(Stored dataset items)
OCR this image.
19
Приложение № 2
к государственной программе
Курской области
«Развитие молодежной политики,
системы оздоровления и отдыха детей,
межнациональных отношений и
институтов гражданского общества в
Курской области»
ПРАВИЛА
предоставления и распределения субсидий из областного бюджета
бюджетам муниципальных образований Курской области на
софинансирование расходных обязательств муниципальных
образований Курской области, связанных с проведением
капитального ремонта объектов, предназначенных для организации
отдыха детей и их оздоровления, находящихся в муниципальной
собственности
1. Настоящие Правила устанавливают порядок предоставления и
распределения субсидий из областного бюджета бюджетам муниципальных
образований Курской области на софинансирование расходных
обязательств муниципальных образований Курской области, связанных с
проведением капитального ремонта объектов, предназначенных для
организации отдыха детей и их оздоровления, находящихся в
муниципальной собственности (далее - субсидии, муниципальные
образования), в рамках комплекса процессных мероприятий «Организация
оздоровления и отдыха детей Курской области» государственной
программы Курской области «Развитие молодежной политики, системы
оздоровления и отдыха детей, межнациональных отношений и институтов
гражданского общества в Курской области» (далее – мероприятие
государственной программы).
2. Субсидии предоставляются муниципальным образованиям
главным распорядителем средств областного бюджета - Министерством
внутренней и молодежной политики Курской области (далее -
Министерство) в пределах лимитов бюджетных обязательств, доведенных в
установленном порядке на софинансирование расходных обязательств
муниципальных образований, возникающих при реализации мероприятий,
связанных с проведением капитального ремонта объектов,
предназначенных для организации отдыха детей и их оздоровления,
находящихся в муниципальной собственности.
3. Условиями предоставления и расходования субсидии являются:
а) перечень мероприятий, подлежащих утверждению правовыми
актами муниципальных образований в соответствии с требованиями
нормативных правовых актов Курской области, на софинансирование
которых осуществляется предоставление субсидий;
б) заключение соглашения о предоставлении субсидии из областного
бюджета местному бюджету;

* * *

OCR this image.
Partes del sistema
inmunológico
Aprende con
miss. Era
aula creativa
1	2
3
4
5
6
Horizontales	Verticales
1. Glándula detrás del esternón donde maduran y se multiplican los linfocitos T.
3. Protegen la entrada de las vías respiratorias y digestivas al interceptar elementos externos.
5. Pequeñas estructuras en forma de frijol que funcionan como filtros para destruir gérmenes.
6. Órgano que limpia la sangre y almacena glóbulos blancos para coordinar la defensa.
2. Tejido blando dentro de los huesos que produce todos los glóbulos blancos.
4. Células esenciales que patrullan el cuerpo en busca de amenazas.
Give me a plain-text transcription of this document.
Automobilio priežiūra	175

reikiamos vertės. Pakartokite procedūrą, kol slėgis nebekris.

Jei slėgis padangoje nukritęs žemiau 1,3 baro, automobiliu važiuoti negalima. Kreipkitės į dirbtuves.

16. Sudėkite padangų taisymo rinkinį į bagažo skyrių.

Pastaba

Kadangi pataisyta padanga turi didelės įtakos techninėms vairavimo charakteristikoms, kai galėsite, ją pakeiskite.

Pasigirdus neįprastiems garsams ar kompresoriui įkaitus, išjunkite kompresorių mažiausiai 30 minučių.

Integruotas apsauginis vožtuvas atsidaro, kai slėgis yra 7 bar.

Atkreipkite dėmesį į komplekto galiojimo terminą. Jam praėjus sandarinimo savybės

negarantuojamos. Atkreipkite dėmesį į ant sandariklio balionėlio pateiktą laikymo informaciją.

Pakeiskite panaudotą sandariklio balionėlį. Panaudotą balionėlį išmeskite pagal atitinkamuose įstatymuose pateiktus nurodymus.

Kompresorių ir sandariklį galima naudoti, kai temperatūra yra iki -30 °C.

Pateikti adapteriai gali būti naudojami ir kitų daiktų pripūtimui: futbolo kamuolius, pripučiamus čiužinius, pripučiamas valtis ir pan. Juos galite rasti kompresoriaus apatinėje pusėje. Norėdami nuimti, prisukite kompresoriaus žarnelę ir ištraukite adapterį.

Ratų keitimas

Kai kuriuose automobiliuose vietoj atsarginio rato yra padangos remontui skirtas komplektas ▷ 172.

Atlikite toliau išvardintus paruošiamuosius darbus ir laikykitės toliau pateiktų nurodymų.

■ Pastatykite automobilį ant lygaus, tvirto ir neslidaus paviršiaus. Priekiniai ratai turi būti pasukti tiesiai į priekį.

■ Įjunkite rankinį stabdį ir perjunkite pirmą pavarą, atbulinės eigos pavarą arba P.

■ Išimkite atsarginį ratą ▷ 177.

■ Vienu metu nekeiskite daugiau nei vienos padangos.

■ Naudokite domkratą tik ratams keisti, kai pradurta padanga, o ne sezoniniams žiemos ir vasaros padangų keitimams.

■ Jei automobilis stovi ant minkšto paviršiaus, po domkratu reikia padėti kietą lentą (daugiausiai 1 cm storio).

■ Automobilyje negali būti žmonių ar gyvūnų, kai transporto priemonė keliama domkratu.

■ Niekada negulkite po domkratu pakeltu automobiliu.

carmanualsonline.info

* * *

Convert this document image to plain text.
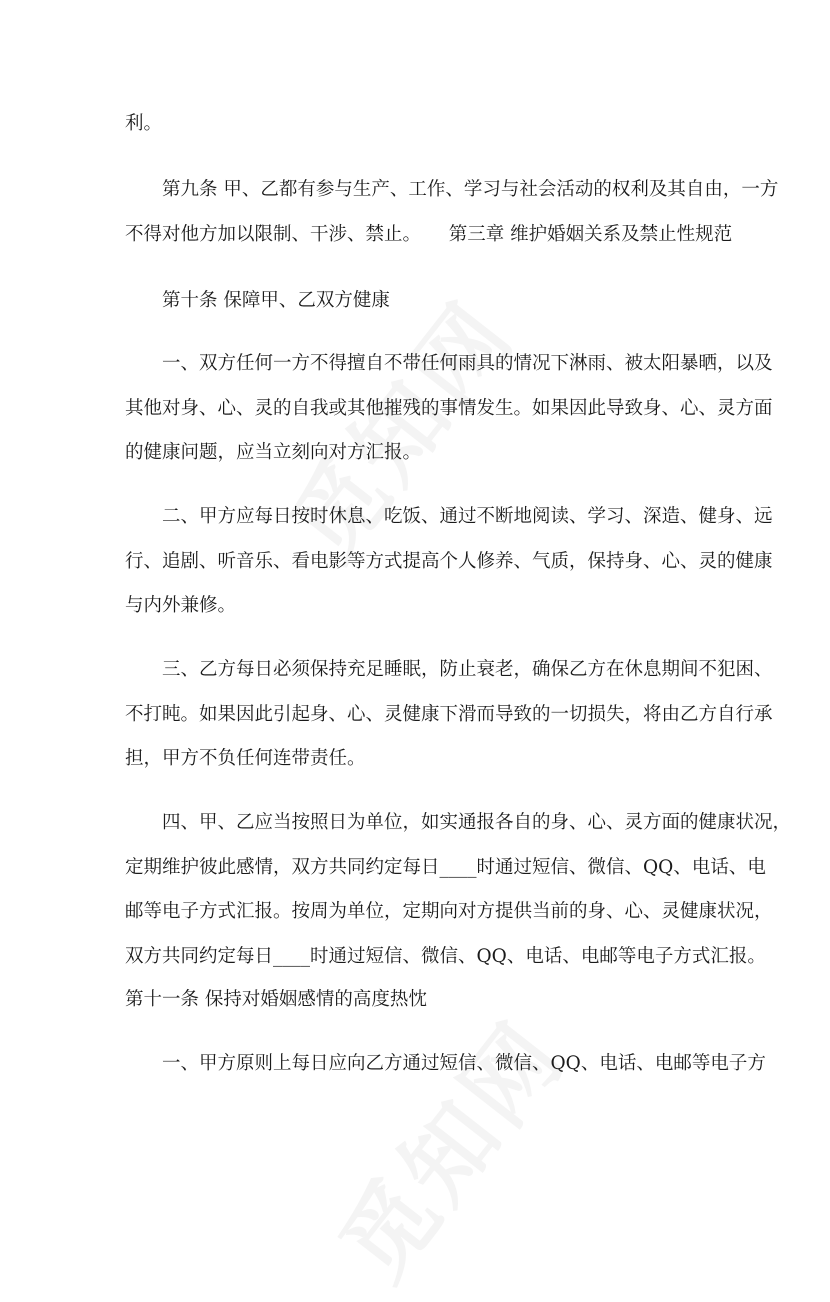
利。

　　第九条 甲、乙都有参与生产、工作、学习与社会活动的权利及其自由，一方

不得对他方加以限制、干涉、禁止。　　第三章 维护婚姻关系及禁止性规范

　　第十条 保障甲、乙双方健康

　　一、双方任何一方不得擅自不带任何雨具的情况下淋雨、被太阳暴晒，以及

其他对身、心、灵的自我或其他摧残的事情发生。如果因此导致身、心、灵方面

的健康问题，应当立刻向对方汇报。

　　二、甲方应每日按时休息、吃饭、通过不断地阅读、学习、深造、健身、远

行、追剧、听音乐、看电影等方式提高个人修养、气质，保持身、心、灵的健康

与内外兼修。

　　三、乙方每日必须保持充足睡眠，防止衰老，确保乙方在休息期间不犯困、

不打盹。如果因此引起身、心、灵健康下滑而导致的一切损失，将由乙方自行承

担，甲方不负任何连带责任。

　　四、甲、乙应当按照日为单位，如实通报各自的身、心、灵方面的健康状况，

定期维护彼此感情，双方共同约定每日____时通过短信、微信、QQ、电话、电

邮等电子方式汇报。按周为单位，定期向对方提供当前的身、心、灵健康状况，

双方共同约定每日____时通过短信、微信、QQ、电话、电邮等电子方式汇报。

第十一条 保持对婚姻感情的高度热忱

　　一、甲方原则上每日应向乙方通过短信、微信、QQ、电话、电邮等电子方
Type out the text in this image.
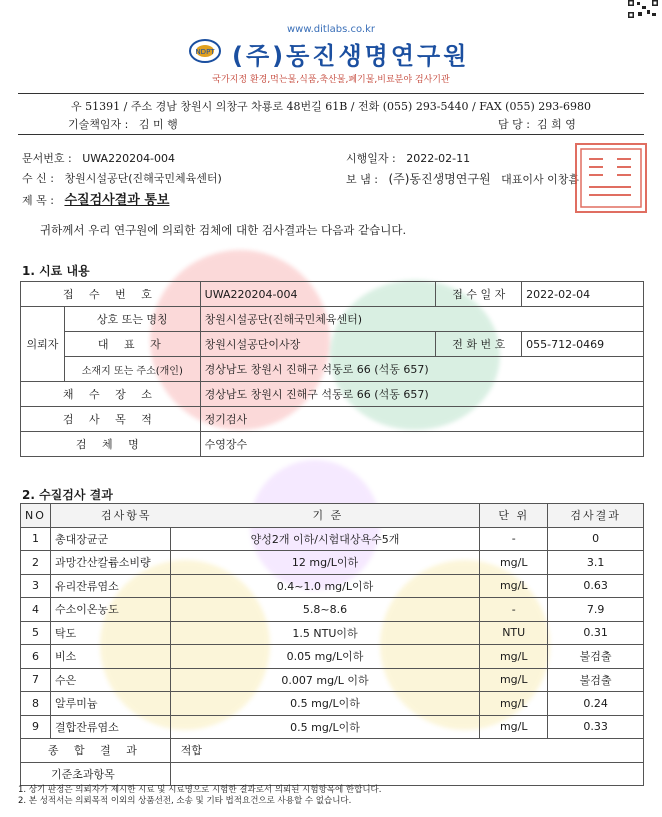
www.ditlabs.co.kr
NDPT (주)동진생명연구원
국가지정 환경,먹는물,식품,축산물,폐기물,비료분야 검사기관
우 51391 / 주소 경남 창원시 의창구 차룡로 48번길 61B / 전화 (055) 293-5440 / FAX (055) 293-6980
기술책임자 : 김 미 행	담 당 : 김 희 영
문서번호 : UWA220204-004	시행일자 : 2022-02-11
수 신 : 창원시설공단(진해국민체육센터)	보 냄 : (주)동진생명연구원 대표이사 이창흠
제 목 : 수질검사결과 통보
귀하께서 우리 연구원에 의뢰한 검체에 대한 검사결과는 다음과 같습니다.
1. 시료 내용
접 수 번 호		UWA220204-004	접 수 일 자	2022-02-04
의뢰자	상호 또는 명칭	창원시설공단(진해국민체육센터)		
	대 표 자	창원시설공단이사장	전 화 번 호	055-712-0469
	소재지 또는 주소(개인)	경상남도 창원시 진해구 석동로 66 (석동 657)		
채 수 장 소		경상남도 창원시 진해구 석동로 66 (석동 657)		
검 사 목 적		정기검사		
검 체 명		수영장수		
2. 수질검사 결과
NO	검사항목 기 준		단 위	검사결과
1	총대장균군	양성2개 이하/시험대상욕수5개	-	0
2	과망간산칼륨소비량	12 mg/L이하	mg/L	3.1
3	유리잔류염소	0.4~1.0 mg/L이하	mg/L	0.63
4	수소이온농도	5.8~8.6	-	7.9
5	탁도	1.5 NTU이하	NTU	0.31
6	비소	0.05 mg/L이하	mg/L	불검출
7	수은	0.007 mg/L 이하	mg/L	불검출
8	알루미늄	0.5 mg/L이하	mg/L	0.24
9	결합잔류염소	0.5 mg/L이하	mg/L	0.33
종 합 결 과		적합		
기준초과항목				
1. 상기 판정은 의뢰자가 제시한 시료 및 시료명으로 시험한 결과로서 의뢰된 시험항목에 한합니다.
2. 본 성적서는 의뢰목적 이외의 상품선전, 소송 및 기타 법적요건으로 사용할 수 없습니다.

Work to do => Show, from the material above, each line that includes the string "детей".

Answer for the task =>
системы оздоровления и отдыха детей,
отдыха детей и их оздоровления, находящихся в муниципальной
организации отдыха детей и их оздоровления, находящихся в
оздоровления и отдыха детей Курской области» государственной
оздоровления и отдыха детей, межнациональных отношений и институтов
предназначенных для организации отдыха детей и их оздоровления,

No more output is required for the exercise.